-- Begin The data --

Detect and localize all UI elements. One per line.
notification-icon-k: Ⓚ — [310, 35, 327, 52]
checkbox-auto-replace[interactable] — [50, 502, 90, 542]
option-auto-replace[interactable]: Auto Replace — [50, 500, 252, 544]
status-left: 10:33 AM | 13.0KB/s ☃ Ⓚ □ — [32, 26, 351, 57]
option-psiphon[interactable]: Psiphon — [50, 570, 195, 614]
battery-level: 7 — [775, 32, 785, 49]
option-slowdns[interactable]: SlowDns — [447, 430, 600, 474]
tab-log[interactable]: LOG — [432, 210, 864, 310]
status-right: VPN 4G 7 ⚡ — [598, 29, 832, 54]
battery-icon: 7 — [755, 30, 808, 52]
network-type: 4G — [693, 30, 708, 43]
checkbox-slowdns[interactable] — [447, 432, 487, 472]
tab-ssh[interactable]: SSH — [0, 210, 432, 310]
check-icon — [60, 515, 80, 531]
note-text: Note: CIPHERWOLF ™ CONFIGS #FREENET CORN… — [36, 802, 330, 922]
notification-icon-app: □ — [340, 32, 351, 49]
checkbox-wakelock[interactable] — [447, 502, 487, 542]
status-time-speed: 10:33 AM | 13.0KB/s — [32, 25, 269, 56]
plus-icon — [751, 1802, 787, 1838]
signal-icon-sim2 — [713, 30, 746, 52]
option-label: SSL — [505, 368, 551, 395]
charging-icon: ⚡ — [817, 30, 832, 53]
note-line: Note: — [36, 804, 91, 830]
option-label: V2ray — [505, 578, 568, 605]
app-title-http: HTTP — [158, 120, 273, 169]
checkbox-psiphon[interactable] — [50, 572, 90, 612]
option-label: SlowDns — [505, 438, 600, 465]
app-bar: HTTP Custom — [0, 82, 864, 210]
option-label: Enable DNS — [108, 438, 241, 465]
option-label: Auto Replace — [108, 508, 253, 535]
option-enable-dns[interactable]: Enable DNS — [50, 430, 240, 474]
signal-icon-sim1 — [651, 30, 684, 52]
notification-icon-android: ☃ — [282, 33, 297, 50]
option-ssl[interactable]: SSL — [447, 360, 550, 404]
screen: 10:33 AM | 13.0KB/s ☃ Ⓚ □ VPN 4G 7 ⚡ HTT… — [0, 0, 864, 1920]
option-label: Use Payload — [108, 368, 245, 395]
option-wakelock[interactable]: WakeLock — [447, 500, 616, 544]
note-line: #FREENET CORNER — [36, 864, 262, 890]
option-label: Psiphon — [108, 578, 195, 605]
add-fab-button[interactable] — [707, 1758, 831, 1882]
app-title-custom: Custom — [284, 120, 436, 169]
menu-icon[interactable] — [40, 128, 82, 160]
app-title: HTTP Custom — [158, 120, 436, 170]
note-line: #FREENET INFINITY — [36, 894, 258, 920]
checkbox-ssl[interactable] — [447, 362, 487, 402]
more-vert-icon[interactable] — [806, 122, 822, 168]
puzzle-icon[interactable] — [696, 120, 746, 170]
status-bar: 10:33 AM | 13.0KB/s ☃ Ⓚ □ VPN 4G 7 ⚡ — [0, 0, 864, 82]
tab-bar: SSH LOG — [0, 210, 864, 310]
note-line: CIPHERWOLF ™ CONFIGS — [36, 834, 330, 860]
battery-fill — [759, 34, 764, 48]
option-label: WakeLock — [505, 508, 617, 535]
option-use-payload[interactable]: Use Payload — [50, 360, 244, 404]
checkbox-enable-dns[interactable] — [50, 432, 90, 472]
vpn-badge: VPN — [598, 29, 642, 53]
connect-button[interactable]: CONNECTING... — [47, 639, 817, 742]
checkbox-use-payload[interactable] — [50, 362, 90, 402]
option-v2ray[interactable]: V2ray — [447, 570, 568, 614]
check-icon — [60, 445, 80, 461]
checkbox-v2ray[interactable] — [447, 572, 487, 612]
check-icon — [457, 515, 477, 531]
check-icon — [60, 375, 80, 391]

-- End The data --

• [Task to carry out]
Copy the items word for word, from the first line through the line containing "plus-icon — [751, 1802, 787, 1838]", inclusive.

• [Exercise result]
Detect and localize all UI elements. One per line.
notification-icon-k: Ⓚ — [310, 35, 327, 52]
checkbox-auto-replace[interactable] — [50, 502, 90, 542]
option-auto-replace[interactable]: Auto Replace — [50, 500, 252, 544]
status-left: 10:33 AM | 13.0KB/s ☃ Ⓚ □ — [32, 26, 351, 57]
option-psiphon[interactable]: Psiphon — [50, 570, 195, 614]
battery-level: 7 — [775, 32, 785, 49]
option-slowdns[interactable]: SlowDns — [447, 430, 600, 474]
tab-log[interactable]: LOG — [432, 210, 864, 310]
status-right: VPN 4G 7 ⚡ — [598, 29, 832, 54]
battery-icon: 7 — [755, 30, 808, 52]
network-type: 4G — [693, 30, 708, 43]
checkbox-slowdns[interactable] — [447, 432, 487, 472]
tab-ssh[interactable]: SSH — [0, 210, 432, 310]
check-icon — [60, 515, 80, 531]
note-text: Note: CIPHERWOLF ™ CONFIGS #FREENET CORN… — [36, 802, 330, 922]
notification-icon-app: □ — [340, 32, 351, 49]
checkbox-wakelock[interactable] — [447, 502, 487, 542]
status-time-speed: 10:33 AM | 13.0KB/s — [32, 25, 269, 56]
plus-icon — [751, 1802, 787, 1838]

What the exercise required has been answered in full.